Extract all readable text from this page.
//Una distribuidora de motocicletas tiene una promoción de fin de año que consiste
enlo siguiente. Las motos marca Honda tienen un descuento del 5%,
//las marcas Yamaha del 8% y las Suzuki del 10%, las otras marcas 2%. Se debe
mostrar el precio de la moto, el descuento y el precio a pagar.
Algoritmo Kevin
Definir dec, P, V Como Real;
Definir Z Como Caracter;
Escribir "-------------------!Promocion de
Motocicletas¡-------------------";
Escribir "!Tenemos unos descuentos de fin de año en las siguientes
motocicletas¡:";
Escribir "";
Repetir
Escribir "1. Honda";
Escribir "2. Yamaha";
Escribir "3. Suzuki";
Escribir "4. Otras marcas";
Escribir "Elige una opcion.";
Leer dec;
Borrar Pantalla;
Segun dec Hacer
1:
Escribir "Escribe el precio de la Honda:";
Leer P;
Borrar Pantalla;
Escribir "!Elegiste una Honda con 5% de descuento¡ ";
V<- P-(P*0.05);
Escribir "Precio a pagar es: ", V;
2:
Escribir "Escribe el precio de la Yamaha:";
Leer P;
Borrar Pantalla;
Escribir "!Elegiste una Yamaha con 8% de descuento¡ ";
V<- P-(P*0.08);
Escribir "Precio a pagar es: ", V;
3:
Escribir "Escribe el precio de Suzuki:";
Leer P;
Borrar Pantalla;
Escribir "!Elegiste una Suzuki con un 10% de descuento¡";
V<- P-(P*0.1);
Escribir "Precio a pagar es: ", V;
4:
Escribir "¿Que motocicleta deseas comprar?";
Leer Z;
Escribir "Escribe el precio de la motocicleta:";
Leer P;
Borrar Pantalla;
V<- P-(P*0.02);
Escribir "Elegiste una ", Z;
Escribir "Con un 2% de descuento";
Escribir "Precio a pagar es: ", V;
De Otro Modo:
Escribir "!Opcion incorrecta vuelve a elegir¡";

### Problem statement
Locate the string "Suzuki" in the listing above and copy every line where it occurs.

### Output for this exercise
//las marcas Yamaha del 8% y las Suzuki del 10%, las otras marcas 2%. Se debe
Escribir "3. Suzuki";
Escribir "Escribe el precio de Suzuki:";
Escribir "!Elegiste una Suzuki con un 10% de descuento¡";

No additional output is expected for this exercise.